[Dataset items]
········

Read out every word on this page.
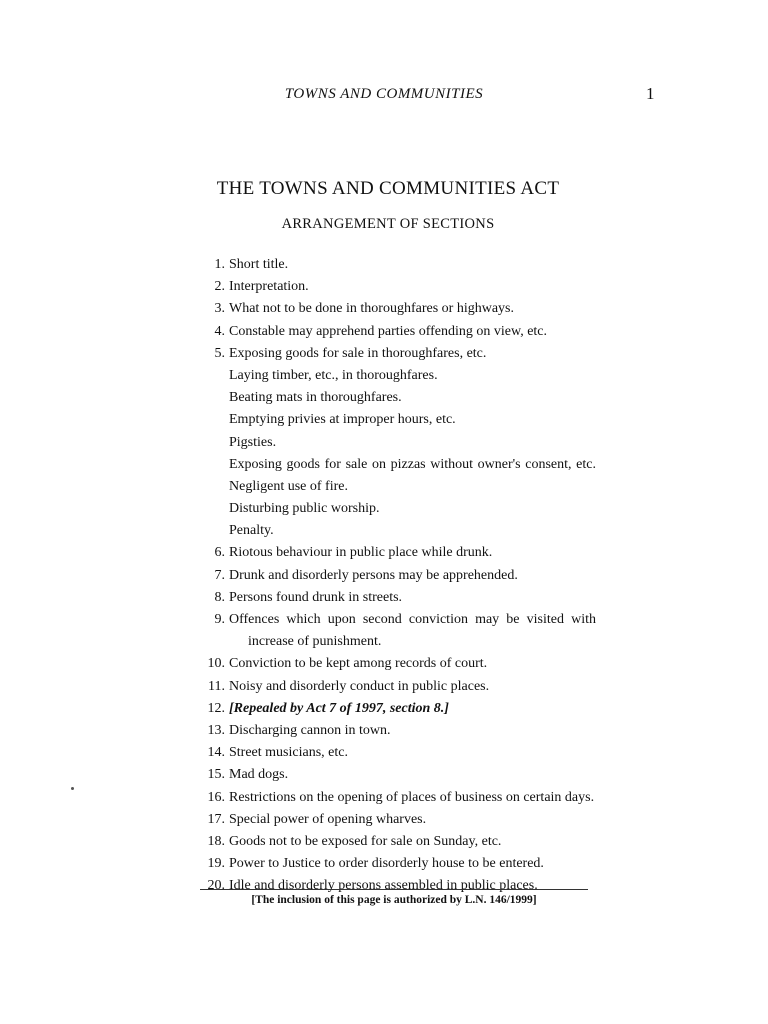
TOWNS AND COMMUNITIES	1
THE TOWNS AND COMMUNITIES ACT
ARRANGEMENT OF SECTIONS
1. Short title.
2. Interpretation.
3. What not to be done in thoroughfares or highways.
4. Constable may apprehend parties offending on view, etc.
5. Exposing goods for sale in thoroughfares, etc.
Laying timber, etc., in thoroughfares.
Beating mats in thoroughfares.
Emptying privies at improper hours, etc.
Pigsties.
Exposing goods for sale on pizzas without owner's consent, etc.
Negligent use of fire.
Disturbing public worship.
Penalty.
6. Riotous behaviour in public place while drunk.
7. Drunk and disorderly persons may be apprehended.
8. Persons found drunk in streets.
9. Offences which upon second conviction may be visited with
increase of punishment.
10. Conviction to be kept among records of court.
11. Noisy and disorderly conduct in public places.
12. [Repealed by Act 7 of 1997, section 8.]
13. Discharging cannon in town.
14. Street musicians, etc.
15. Mad dogs.
16. Restrictions on the opening of places of business on certain days.
17. Special power of opening wharves.
18. Goods not to be exposed for sale on Sunday, etc.
19. Power to Justice to order disorderly house to be entered.
20. Idle and disorderly persons assembled in public places.
[The inclusion of this page is authorized by L.N. 146/1999]
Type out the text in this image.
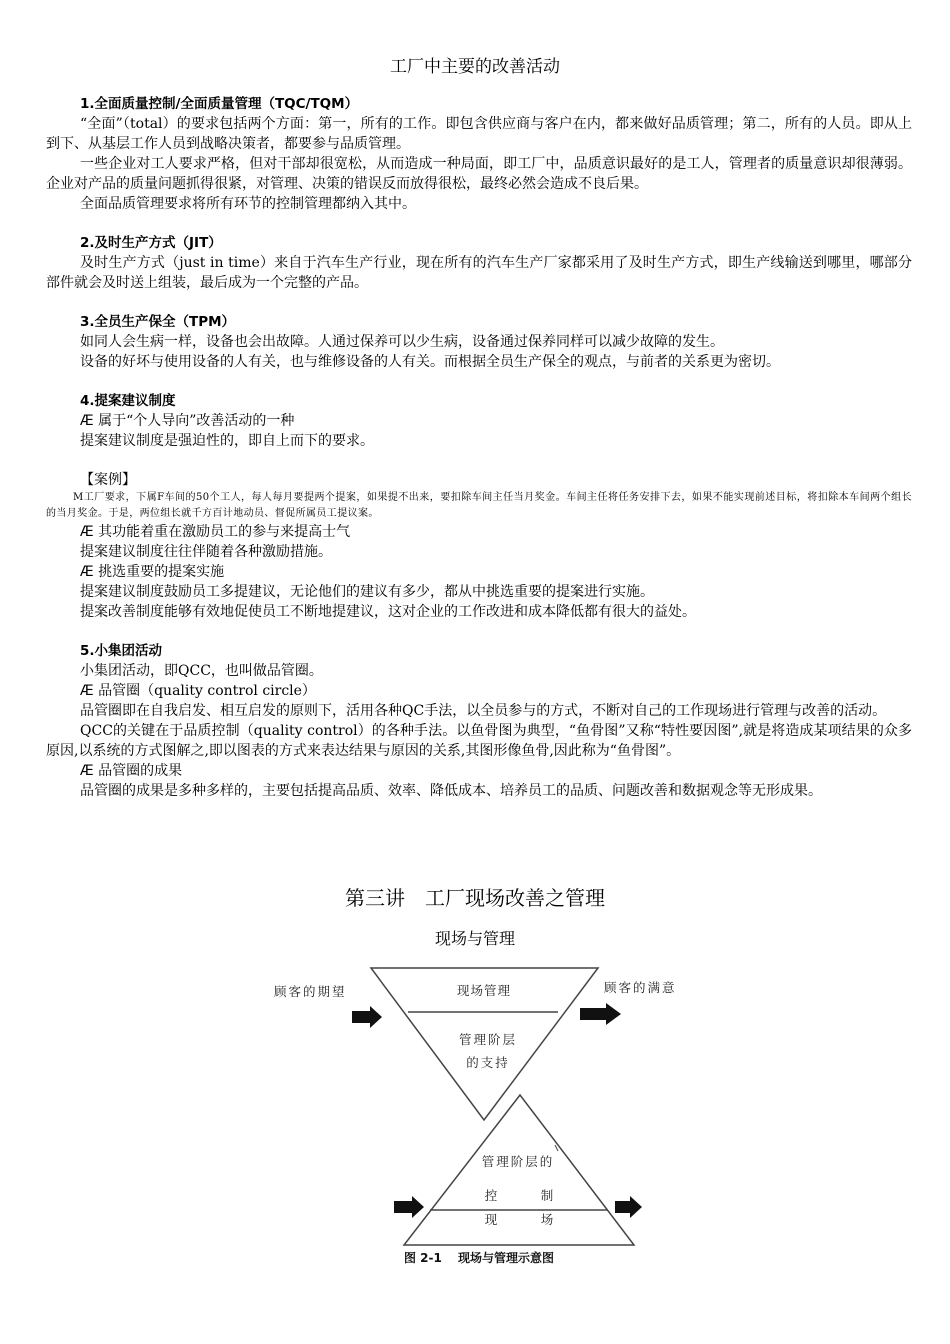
工厂中主要的改善活动

1.全面质量控制/全面质量管理（TQC/TQM）

“全面”（total）的要求包括两个方面：第一，所有的工作。即包含供应商与客户在内，都来做好品质管理；第二，所有的人员。即从上到下、从基层工作人员到战略决策者，都要参与品质管理。

一些企业对工人要求严格，但对干部却很宽松，从而造成一种局面，即工厂中，品质意识最好的是工人，管理者的质量意识却很薄弱。企业对产品的质量问题抓得很紧，对管理、决策的错误反而放得很松，最终必然会造成不良后果。

全面品质管理要求将所有环节的控制管理都纳入其中。

2.及时生产方式（JIT）

及时生产方式（just in time）来自于汽车生产行业，现在所有的汽车生产厂家都采用了及时生产方式，即生产线输送到哪里，哪部分部件就会及时送上组装，最后成为一个完整的产品。

3.全员生产保全（TPM）

如同人会生病一样，设备也会出故障。人通过保养可以少生病，设备通过保养同样可以减少故障的发生。

设备的好坏与使用设备的人有关，也与维修设备的人有关。而根据全员生产保全的观点，与前者的关系更为密切。

4.提案建议制度

Æ 属于“个人导向”改善活动的一种

提案建议制度是强迫性的，即自上而下的要求。

【案例】

M工厂要求，下属F车间的50个工人，每人每月要提两个提案，如果提不出来，要扣除车间主任当月奖金。车间主任将任务安排下去，如果不能实现前述目标，将扣除本车间两个组长的当月奖金。于是，两位组长就千方百计地动员、督促所属员工提议案。

Æ 其功能着重在激励员工的参与来提高士气

提案建议制度往往伴随着各种激励措施。

Æ 挑选重要的提案实施

提案建议制度鼓励员工多提建议，无论他们的建议有多少，都从中挑选重要的提案进行实施。

提案改善制度能够有效地促使员工不断地提建议，这对企业的工作改进和成本降低都有很大的益处。

5.小集团活动

小集团活动，即QCC，也叫做品管圈。

Æ 品管圈（quality control circle）

品管圈即在自我启发、相互启发的原则下，活用各种QC手法，以全员参与的方式，不断对自己的工作现场进行管理与改善的活动。

QCC的关键在于品质控制（quality control）的各种手法。以鱼骨图为典型，“鱼骨图”又称“特性要因图”,就是将造成某项结果的众多原因,以系统的方式图解之,即以图表的方式来表达结果与原因的关系,其图形像鱼骨,因此称为“鱼骨图”。

Æ 品管圈的成果

品管圈的成果是多种多样的，主要包括提高品质、效率、降低成本、培养员工的品质、问题改善和数据观念等无形成果。

第三讲　工厂现场改善之管理
现场与管理
顾客的期望	顾客的满意
现场管理
管理阶层
的支持
管理阶层的
控	制
现	场
图 2-1　 现场与管理示意图
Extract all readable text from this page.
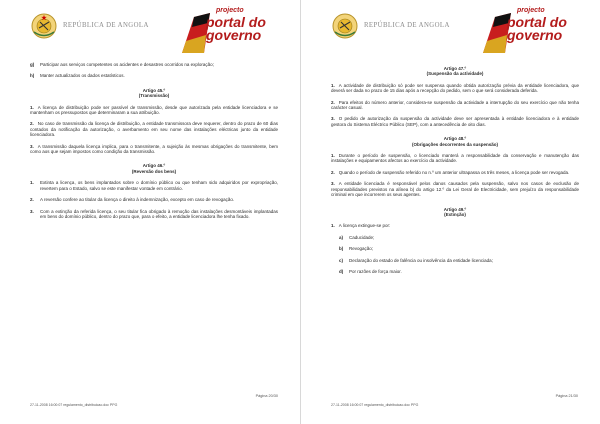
REPÚBLICA DE ANGOLA
projecto
portal do
governo
g) Participar aos serviços competentes os acidentes e desastres ocorridos na exploração;
h) Manter actualizados os dados estatísticos.
Artigo 45.º
(Transmissão)
1. A licença de distribuição pode ser passível de transmissão, desde que autorizada pela entidade licenciadora e se mantenham os pressupostos que determinaram a sua atribuição.
2. No caso de transmissão da licença de distribuição, a entidade transmissora deve requerer, dentro do prazo de 60 dias contados da notificação da autorização, o averbamento em seu nome das instalações eléctricas junto da entidade licenciadora.
3. A transmissão daquela licença implica, para o transmitente, a sujeição às mesmas obrigações do transmitente, bem como aos que sejam impostos como condição da transmissão.
Artigo 46.º
(Reversão dos bens)
1. Extinta a licença, os bens implantados sobre o domínio público ou que tenham sido adquiridos por expropriação, revertem para o Estado, salvo se este manifestar vontade em contrário.
2. A reversão confere ao titular da licença o direito à indemnização, excepto em caso de revogação.
3. Com a extinção da referida licença, o seu titular fica obrigado à remoção das instalações desmontáveis implantadas em bens do domínio público, dentro do prazo que, para o efeito, a entidade licenciadora lhe tenha fixado.
Página 20/30
27-11-2008 16:00:07 regulamento_distribuicao.doc PPG
REPÚBLICA DE ANGOLA
projecto
portal do
governo
Artigo 47.º
(Suspensão da actividade)
1. A actividade de distribuição só pode ser suspensa quando obtida autorização prévia da entidade licenciadora, que deverá ser dada no prazo de 15 dias após a recepção do pedido, sem o que será considerada deferida.
2. Para efeitos do número anterior, considera-se suspensão da actividade a interrupção do seu exercício que não tenha carácter casual.
3. O pedido de autorização da suspensão da actividade deve ser apresentada à entidade licenciadora e à entidade gestora do Sistema Eléctrico Público (SEP), com a antecedência de oito dias.
Artigo 48.º
(Obrigações decorrentes da suspensão)
1. Durante o período de suspensão, o licenciado manterá a responsabilidade da conservação e manutenção das instalações e equipamentos afectos ao exercício da actividade.
2. Quando o período de suspensão referido no n.º um anterior ultrapassa os três meses, a licença pode ser revogada.
3. A entidade licenciada é responsável pelos danos causados pela suspensão, salvo nos casos de exclusão de responsabilidades previstos na alínea b) do artigo 12.º da Lei Geral de Electricidade, sem prejuízo da responsabilidade criminal em que incorrerem os seus agentes.
Artigo 49.º
(Extinção)
1. A licença extingue-se por:
a) Caducidade;
b) Revogação;
c) Declaração do estado de falência ou insolvência da entidade licenciada;
d) Por razões de força maior.
Página 21/30
27-11-2008 16:00:07 regulamento_distribuicao.doc PPG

········

▶ _GIVEN REQUEST_
Reproduce the material word for word. Any pictures should be left out of the copy.

▶ _ANSWER TO THIS TASK_
Read out every word on this page.
TOWNS AND COMMUNITIES	1
THE TOWNS AND COMMUNITIES ACT
ARRANGEMENT OF SECTIONS
1. Short title.
2. Interpretation.
3. What not to be done in thoroughfares or highways.
4. Constable may apprehend parties offending on view, etc.
5. Exposing goods for sale in thoroughfares, etc.
Laying timber, etc., in thoroughfares.
Beating mats in thoroughfares.
Emptying privies at improper hours, etc.
Pigsties.
Exposing goods for sale on pizzas without owner's consent, etc.
Negligent use of fire.
Disturbing public worship.
Penalty.
6. Riotous behaviour in public place while drunk.
7. Drunk and disorderly persons may be apprehended.
8. Persons found drunk in streets.
9. Offences which upon second conviction may be visited with
increase of punishment.
10. Conviction to be kept among records of court.
11. Noisy and disorderly conduct in public places.
12. [Repealed by Act 7 of 1997, section 8.]
13. Discharging cannon in town.
14. Street musicians, etc.
15. Mad dogs.
16. Restrictions on the opening of places of business on certain days.
17. Special power of opening wharves.
18. Goods not to be exposed for sale on Sunday, etc.
19. Power to Justice to order disorderly house to be entered.
20. Idle and disorderly persons assembled in public places.
[The inclusion of this page is authorized by L.N. 146/1999]
Type out the text in this image.
工厂中主要的改善活动

1.全面质量控制/全面质量管理（TQC/TQM）

“全面”（total）的要求包括两个方面：第一，所有的工作。即包含供应商与客户在内，都来做好品质管理；第二，所有的人员。即从上到下、从基层工作人员到战略决策者，都要参与品质管理。

一些企业对工人要求严格，但对干部却很宽松，从而造成一种局面，即工厂中，品质意识最好的是工人，管理者的质量意识却很薄弱。企业对产品的质量问题抓得很紧，对管理、决策的错误反而放得很松，最终必然会造成不良后果。

全面品质管理要求将所有环节的控制管理都纳入其中。

2.及时生产方式（JIT）

及时生产方式（just in time）来自于汽车生产行业，现在所有的汽车生产厂家都采用了及时生产方式，即生产线输送到哪里，哪部分部件就会及时送上组装，最后成为一个完整的产品。

3.全员生产保全（TPM）

如同人会生病一样，设备也会出故障。人通过保养可以少生病，设备通过保养同样可以减少故障的发生。

设备的好坏与使用设备的人有关，也与维修设备的人有关。而根据全员生产保全的观点，与前者的关系更为密切。

4.提案建议制度

Æ 属于“个人导向”改善活动的一种

提案建议制度是强迫性的，即自上而下的要求。

【案例】

M工厂要求，下属F车间的50个工人，每人每月要提两个提案，如果提不出来，要扣除车间主任当月奖金。车间主任将任务安排下去，如果不能实现前述目标，将扣除本车间两个组长的当月奖金。于是，两位组长就千方百计地动员、督促所属员工提议案。

Æ 其功能着重在激励员工的参与来提高士气

提案建议制度往往伴随着各种激励措施。

Æ 挑选重要的提案实施

提案建议制度鼓励员工多提建议，无论他们的建议有多少，都从中挑选重要的提案进行实施。

提案改善制度能够有效地促使员工不断地提建议，这对企业的工作改进和成本降低都有很大的益处。

5.小集团活动

小集团活动，即QCC，也叫做品管圈。

Æ 品管圈（quality control circle）

品管圈即在自我启发、相互启发的原则下，活用各种QC手法，以全员参与的方式，不断对自己的工作现场进行管理与改善的活动。

QCC的关键在于品质控制（quality control）的各种手法。以鱼骨图为典型，“鱼骨图”又称“特性要因图”,就是将造成某项结果的众多原因,以系统的方式图解之,即以图表的方式来表达结果与原因的关系,其图形像鱼骨,因此称为“鱼骨图”。

Æ 品管圈的成果

品管圈的成果是多种多样的，主要包括提高品质、效率、降低成本、培养员工的品质、问题改善和数据观念等无形成果。

第三讲　工厂现场改善之管理
现场与管理
顾客的期望	顾客的满意
现场管理
管理阶层
的支持
管理阶层的
控	制
现	场
图 2-1　 现场与管理示意图
Extract all readable text from this page.
REPÚBLICA DE ANGOLA
projecto
portal do
governo
g) Participar aos serviços competentes os acidentes e desastres ocorridos na exploração;
h) Manter actualizados os dados estatísticos.
Artigo 45.º
(Transmissão)
1. A licença de distribuição pode ser passível de transmissão, desde que autorizada pela entidade licenciadora e se mantenham os pressupostos que determinaram a sua atribuição.
2. No caso de transmissão da licença de distribuição, a entidade transmissora deve requerer, dentro do prazo de 60 dias contados da notificação da autorização, o averbamento em seu nome das instalações eléctricas junto da entidade licenciadora.
3. A transmissão daquela licença implica, para o transmitente, a sujeição às mesmas obrigações do transmitente, bem como aos que sejam impostos como condição da transmissão.
Artigo 46.º
(Reversão dos bens)
1. Extinta a licença, os bens implantados sobre o domínio público ou que tenham sido adquiridos por expropriação, revertem para o Estado, salvo se este manifestar vontade em contrário.
2. A reversão confere ao titular da licença o direito à indemnização, excepto em caso de revogação.
3. Com a extinção da referida licença, o seu titular fica obrigado à remoção das instalações desmontáveis implantadas em bens do domínio público, dentro do prazo que, para o efeito, a entidade licenciadora lhe tenha fixado.
Página 20/30
27-11-2008 16:00:07 regulamento_distribuicao.doc PPG
REPÚBLICA DE ANGOLA
projecto
portal do
governo
Artigo 47.º
(Suspensão da actividade)
1. A actividade de distribuição só pode ser suspensa quando obtida autorização prévia da entidade licenciadora, que deverá ser dada no prazo de 15 dias após a recepção do pedido, sem o que será considerada deferida.
2. Para efeitos do número anterior, considera-se suspensão da actividade a interrupção do seu exercício que não tenha carácter casual.
3. O pedido de autorização da suspensão da actividade deve ser apresentada à entidade licenciadora e à entidade gestora do Sistema Eléctrico Público (SEP), com a antecedência de oito dias.
Artigo 48.º
(Obrigações decorrentes da suspensão)
1. Durante o período de suspensão, o licenciado manterá a responsabilidade da conservação e manutenção das instalações e equipamentos afectos ao exercício da actividade.
2. Quando o período de suspensão referido no n.º um anterior ultrapassa os três meses, a licença pode ser revogada.
3. A entidade licenciada é responsável pelos danos causados pela suspensão, salvo nos casos de exclusão de responsabilidades previstos na alínea b) do artigo 12.º da Lei Geral de Electricidade, sem prejuízo da responsabilidade criminal em que incorrerem os seus agentes.
Artigo 49.º
(Extinção)
1. A licença extingue-se por:
a) Caducidade;
b) Revogação;
c) Declaração do estado de falência ou insolvência da entidade licenciada;
d) Por razões de força maior.
Página 21/30
27-11-2008 16:00:07 regulamento_distribuicao.doc PPG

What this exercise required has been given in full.